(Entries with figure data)
§ §
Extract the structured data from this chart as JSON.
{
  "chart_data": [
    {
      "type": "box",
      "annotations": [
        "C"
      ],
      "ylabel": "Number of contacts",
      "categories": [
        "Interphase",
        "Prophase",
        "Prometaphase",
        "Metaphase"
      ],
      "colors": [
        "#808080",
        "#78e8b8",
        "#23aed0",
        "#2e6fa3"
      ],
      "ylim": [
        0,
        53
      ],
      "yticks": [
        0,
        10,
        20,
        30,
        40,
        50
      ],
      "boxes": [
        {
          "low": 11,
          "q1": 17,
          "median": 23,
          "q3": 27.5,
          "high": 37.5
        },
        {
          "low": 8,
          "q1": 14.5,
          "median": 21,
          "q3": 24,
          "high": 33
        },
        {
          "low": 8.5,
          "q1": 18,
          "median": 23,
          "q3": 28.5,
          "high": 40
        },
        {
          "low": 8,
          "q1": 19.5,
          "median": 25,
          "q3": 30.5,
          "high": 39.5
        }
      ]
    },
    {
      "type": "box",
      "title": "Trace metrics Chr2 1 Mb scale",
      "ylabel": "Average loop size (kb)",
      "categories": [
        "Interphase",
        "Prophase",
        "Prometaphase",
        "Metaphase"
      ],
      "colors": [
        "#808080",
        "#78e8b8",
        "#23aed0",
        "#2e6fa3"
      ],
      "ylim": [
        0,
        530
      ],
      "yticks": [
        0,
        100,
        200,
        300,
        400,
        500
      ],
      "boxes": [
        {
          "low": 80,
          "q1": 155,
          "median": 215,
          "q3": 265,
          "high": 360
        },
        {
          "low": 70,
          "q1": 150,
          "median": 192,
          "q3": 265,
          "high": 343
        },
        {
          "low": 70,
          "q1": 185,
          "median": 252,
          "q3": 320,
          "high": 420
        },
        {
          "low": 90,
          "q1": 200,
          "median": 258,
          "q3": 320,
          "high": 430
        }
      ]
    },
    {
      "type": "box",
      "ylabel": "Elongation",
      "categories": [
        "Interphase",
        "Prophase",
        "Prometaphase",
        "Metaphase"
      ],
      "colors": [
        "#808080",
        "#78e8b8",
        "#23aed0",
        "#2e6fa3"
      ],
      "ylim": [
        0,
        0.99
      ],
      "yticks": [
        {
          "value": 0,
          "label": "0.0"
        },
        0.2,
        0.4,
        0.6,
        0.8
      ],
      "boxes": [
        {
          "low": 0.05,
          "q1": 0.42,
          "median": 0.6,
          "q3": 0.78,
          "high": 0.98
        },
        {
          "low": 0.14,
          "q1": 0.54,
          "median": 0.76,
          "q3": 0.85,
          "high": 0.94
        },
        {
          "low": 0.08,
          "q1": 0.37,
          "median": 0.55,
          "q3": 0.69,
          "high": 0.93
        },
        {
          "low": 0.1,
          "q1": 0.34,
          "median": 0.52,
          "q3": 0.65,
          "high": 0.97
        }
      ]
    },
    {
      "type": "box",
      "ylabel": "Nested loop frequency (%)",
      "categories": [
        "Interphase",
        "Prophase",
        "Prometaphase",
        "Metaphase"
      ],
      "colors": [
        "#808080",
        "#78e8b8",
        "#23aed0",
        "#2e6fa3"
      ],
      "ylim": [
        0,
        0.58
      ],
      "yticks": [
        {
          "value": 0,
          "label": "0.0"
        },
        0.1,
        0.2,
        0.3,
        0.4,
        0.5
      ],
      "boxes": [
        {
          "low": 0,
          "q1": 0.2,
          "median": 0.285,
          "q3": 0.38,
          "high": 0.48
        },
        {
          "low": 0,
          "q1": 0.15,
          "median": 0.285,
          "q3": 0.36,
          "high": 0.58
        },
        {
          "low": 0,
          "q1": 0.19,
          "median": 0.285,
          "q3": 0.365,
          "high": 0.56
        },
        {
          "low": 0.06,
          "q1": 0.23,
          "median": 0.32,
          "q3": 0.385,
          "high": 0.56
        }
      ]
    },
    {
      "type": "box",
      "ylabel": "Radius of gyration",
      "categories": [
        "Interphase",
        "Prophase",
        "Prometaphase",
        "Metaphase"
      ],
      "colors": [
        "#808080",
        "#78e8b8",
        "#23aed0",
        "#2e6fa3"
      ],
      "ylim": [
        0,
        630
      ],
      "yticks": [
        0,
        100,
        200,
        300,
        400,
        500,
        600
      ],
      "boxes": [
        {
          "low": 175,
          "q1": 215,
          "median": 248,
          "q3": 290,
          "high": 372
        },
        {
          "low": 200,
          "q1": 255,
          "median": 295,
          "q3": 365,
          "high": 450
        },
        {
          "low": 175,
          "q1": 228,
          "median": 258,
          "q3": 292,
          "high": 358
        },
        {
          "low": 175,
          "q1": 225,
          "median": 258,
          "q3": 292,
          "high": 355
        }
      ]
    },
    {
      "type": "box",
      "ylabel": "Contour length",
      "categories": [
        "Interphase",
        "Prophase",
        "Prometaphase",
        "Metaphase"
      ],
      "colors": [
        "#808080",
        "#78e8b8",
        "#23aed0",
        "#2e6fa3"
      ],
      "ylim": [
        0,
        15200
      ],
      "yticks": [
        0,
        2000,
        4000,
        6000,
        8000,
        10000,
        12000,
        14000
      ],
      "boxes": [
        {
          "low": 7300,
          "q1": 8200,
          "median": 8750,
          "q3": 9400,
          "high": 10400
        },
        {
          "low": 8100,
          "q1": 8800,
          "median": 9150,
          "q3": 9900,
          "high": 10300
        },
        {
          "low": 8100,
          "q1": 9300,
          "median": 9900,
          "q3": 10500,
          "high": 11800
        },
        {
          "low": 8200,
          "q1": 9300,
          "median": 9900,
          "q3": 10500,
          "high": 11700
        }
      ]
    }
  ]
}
§ §
**Given exercise**
Recopy all the lines exactly as they appear.

**Response**
Extract the structured data from this chart as JSON.
{
  "chart_data": [
    {
      "type": "box",
      "annotations": [
        "C"
      ],
      "ylabel": "Number of contacts",
      "categories": [
        "Interphase",
        "Prophase",
        "Prometaphase",
        "Metaphase"
      ],
      "colors": [
        "#808080",
        "#78e8b8",
        "#23aed0",
        "#2e6fa3"
      ],
      "ylim": [
        0,
        53
      ],
      "yticks": [
        0,
        10,
        20,
        30,
        40,
        50
      ],
      "boxes": [
        {
          "low": 11,
          "q1": 17,
          "median": 23,
          "q3": 27.5,
          "high": 37.5
        },
        {
          "low": 8,
          "q1": 14.5,
          "median": 21,
          "q3": 24,
          "high": 33
        },
        {
          "low": 8.5,
          "q1": 18,
          "median": 23,
          "q3": 28.5,
          "high": 40
        },
        {
          "low": 8,
          "q1": 19.5,
          "median": 25,
          "q3": 30.5,
          "high": 39.5
        }
      ]
    },
    {
      "type": "box",
      "title": "Trace metrics Chr2 1 Mb scale",
      "ylabel": "Average loop size (kb)",
      "categories": [
        "Interphase",
        "Prophase",
        "Prometaphase",
        "Metaphase"
      ],
      "colors": [
        "#808080",
        "#78e8b8",
        "#23aed0",
        "#2e6fa3"
      ],
      "ylim": [
        0,
        530
      ],
      "yticks": [
        0,
        100,
        200,
        300,
        400,
        500
      ],
      "boxes": [
        {
          "low": 80,
          "q1": 155,
          "median": 215,
          "q3": 265,
          "high": 360
        },
        {
          "low": 70,
          "q1": 150,
          "median": 192,
          "q3": 265,
          "high": 343
        },
        {
          "low": 70,
          "q1": 185,
          "median": 252,
          "q3": 320,
          "high": 420
        },
        {
          "low": 90,
          "q1": 200,
          "median": 258,
          "q3": 320,
          "high": 430
        }
      ]
    },
    {
      "type": "box",
      "ylabel": "Elongation",
      "categories": [
        "Interphase",
        "Prophase",
        "Prometaphase",
        "Metaphase"
      ],
      "colors": [
        "#808080",
        "#78e8b8",
        "#23aed0",
        "#2e6fa3"
      ],
      "ylim": [
        0,
        0.99
      ],
      "yticks": [
        {
          "value": 0,
          "label": "0.0"
        },
        0.2,
        0.4,
        0.6,
        0.8
      ],
      "boxes": [
        {
          "low": 0.05,
          "q1": 0.42,
          "median": 0.6,
          "q3": 0.78,
          "high": 0.98
        },
        {
          "low": 0.14,
          "q1": 0.54,
          "median": 0.76,
          "q3": 0.85,
          "high": 0.94
        },
        {
          "low": 0.08,
          "q1": 0.37,
          "median": 0.55,
          "q3": 0.69,
          "high": 0.93
        },
        {
          "low": 0.1,
          "q1": 0.34,
          "median": 0.52,
          "q3": 0.65,
          "high": 0.97
        }
      ]
    },
    {
      "type": "box",
      "ylabel": "Nested loop frequency (%)",
      "categories": [
        "Interphase",
        "Prophase",
        "Prometaphase",
        "Metaphase"
      ],
      "colors": [
        "#808080",
        "#78e8b8",
        "#23aed0",
        "#2e6fa3"
      ],
      "ylim": [
        0,
        0.58
      ],
      "yticks": [
        {
          "value": 0,
          "label": "0.0"
        },
        0.1,
        0.2,
        0.3,
        0.4,
        0.5
      ],
      "boxes": [
        {
          "low": 0,
          "q1": 0.2,
          "median": 0.285,
          "q3": 0.38,
          "high": 0.48
        },
        {
          "low": 0,
          "q1": 0.15,
          "median": 0.285,
          "q3": 0.36,
          "high": 0.58
        },
        {
          "low": 0,
          "q1": 0.19,
          "median": 0.285,
          "q3": 0.365,
          "high": 0.56
        },
        {
          "low": 0.06,
          "q1": 0.23,
          "median": 0.32,
          "q3": 0.385,
          "high": 0.56
        }
      ]
    },
    {
      "type": "box",
      "ylabel": "Radius of gyration",
      "categories": [
        "Interphase",
        "Prophase",
        "Prometaphase",
        "Metaphase"
      ],
      "colors": [
        "#808080",
        "#78e8b8",
        "#23aed0",
        "#2e6fa3"
      ],
      "ylim": [
        0,
        630
      ],
      "yticks": [
        0,
        100,
        200,
        300,
        400,
        500,
        600
      ],
      "boxes": [
        {
          "low": 175,
          "q1": 215,
          "median": 248,
          "q3": 290,
          "high": 372
        },
        {
          "low": 200,
          "q1": 255,
          "median": 295,
          "q3": 365,
          "high": 450
        },
        {
          "low": 175,
          "q1": 228,
          "median": 258,
          "q3": 292,
          "high": 358
        },
        {
          "low": 175,
          "q1": 225,
          "median": 258,
          "q3": 292,
          "high": 355
        }
      ]
    },
    {
      "type": "box",
      "ylabel": "Contour length",
      "categories": [
        "Interphase",
        "Prophase",
        "Prometaphase",
        "Metaphase"
      ],
      "colors": [
        "#808080",
        "#78e8b8",
        "#23aed0",
        "#2e6fa3"
      ],
      "ylim": [
        0,
        15200
      ],
      "yticks": [
        0,
        2000,
        4000,
        6000,
        8000,
        10000,
        12000,
        14000
      ],
      "boxes": [
        {
          "low": 7300,
          "q1": 8200,
          "median": 8750,
          "q3": 9400,
          "high": 10400
        },
        {
          "low": 8100,
          "q1": 8800,
          "median": 9150,
          "q3": 9900,
          "high": 10300
        },
        {
          "low": 8100,
          "q1": 9300,
          "median": 9900,
          "q3": 10500,
          "high": 11800
        },
        {
          "low": 8200,
          "q1": 9300,
          "median": 9900,
          "q3": 10500,
          "high": 11700
        }
      ]
    }
  ]
}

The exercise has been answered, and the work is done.